Source data
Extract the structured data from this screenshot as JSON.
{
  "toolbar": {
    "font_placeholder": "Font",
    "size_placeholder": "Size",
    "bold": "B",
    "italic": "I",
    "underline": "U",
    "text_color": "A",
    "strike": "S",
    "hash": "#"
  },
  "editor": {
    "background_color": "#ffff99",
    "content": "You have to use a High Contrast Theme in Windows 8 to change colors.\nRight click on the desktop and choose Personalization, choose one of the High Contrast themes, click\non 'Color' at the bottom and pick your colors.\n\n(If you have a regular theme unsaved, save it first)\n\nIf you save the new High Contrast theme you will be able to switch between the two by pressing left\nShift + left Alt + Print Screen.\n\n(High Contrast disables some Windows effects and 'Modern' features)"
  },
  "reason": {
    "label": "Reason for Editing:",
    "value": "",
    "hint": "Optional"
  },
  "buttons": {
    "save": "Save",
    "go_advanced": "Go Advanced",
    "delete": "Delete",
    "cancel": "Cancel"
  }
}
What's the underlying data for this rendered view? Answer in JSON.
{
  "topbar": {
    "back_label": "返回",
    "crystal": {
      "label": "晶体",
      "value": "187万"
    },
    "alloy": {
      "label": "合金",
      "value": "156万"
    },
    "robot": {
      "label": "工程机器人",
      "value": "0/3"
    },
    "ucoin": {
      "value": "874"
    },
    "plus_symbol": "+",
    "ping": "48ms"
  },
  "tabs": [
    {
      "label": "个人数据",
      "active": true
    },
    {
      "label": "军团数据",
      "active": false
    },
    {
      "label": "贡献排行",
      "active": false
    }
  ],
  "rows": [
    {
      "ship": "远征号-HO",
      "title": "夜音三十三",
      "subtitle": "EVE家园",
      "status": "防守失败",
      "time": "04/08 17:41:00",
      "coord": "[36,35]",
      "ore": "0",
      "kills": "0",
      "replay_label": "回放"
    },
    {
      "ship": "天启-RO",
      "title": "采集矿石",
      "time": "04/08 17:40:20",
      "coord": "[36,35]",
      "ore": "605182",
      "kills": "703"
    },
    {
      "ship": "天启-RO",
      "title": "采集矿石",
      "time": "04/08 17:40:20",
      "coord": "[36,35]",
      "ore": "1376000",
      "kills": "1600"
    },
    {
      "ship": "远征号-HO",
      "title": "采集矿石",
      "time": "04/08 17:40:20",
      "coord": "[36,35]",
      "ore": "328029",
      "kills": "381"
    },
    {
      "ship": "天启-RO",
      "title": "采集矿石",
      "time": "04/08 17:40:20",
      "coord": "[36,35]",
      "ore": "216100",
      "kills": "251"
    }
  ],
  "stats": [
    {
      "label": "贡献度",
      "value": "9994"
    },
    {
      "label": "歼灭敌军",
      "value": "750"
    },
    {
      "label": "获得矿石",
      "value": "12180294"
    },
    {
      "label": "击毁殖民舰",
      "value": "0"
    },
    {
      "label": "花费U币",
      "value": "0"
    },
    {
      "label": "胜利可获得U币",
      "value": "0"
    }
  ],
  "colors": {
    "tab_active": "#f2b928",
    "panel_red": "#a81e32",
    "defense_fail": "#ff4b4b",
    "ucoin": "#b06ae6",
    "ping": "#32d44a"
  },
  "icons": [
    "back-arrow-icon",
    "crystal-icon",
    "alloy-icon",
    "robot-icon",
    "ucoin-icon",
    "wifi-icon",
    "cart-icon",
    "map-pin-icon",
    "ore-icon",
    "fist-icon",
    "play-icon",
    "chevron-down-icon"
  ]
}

Goal: All of the entries must be quoted exactly; please include each one.

Output below:
Extract the structured data from this screenshot as JSON.
{
  "toolbar": {
    "font_placeholder": "Font",
    "size_placeholder": "Size",
    "bold": "B",
    "italic": "I",
    "underline": "U",
    "text_color": "A",
    "strike": "S",
    "hash": "#"
  },
  "editor": {
    "background_color": "#ffff99",
    "content": "You have to use a High Contrast Theme in Windows 8 to change colors.\nRight click on the desktop and choose Personalization, choose one of the High Contrast themes, click\non 'Color' at the bottom and pick your colors.\n\n(If you have a regular theme unsaved, save it first)\n\nIf you save the new High Contrast theme you will be able to switch between the two by pressing left\nShift + left Alt + Print Screen.\n\n(High Contrast disables some Windows effects and 'Modern' features)"
  },
  "reason": {
    "label": "Reason for Editing:",
    "value": "",
    "hint": "Optional"
  },
  "buttons": {
    "save": "Save",
    "go_advanced": "Go Advanced",
    "delete": "Delete",
    "cancel": "Cancel"
  }
}
What's the underlying data for this rendered view? Answer in JSON.
{
  "topbar": {
    "back_label": "返回",
    "crystal": {
      "label": "晶体",
      "value": "187万"
    },
    "alloy": {
      "label": "合金",
      "value": "156万"
    },
    "robot": {
      "label": "工程机器人",
      "value": "0/3"
    },
    "ucoin": {
      "value": "874"
    },
    "plus_symbol": "+",
    "ping": "48ms"
  },
  "tabs": [
    {
      "label": "个人数据",
      "active": true
    },
    {
      "label": "军团数据",
      "active": false
    },
    {
      "label": "贡献排行",
      "active": false
    }
  ],
  "rows": [
    {
      "ship": "远征号-HO",
      "title": "夜音三十三",
      "subtitle": "EVE家园",
      "status": "防守失败",
      "time": "04/08 17:41:00",
      "coord": "[36,35]",
      "ore": "0",
      "kills": "0",
      "replay_label": "回放"
    },
    {
      "ship": "天启-RO",
      "title": "采集矿石",
      "time": "04/08 17:40:20",
      "coord": "[36,35]",
      "ore": "605182",
      "kills": "703"
    },
    {
      "ship": "天启-RO",
      "title": "采集矿石",
      "time": "04/08 17:40:20",
      "coord": "[36,35]",
      "ore": "1376000",
      "kills": "1600"
    },
    {
      "ship": "远征号-HO",
      "title": "采集矿石",
      "time": "04/08 17:40:20",
      "coord": "[36,35]",
      "ore": "328029",
      "kills": "381"
    },
    {
      "ship": "天启-RO",
      "title": "采集矿石",
      "time": "04/08 17:40:20",
      "coord": "[36,35]",
      "ore": "216100",
      "kills": "251"
    }
  ],
  "stats": [
    {
      "label": "贡献度",
      "value": "9994"
    },
    {
      "label": "歼灭敌军",
      "value": "750"
    },
    {
      "label": "获得矿石",
      "value": "12180294"
    },
    {
      "label": "击毁殖民舰",
      "value": "0"
    },
    {
      "label": "花费U币",
      "value": "0"
    },
    {
      "label": "胜利可获得U币",
      "value": "0"
    }
  ],
  "colors": {
    "tab_active": "#f2b928",
    "panel_red": "#a81e32",
    "defense_fail": "#ff4b4b",
    "ucoin": "#b06ae6",
    "ping": "#32d44a"
  },
  "icons": [
    "back-arrow-icon",
    "crystal-icon",
    "alloy-icon",
    "robot-icon",
    "ucoin-icon",
    "wifi-icon",
    "cart-icon",
    "map-pin-icon",
    "ore-icon",
    "fist-icon",
    "play-icon",
    "chevron-down-icon"
  ]
}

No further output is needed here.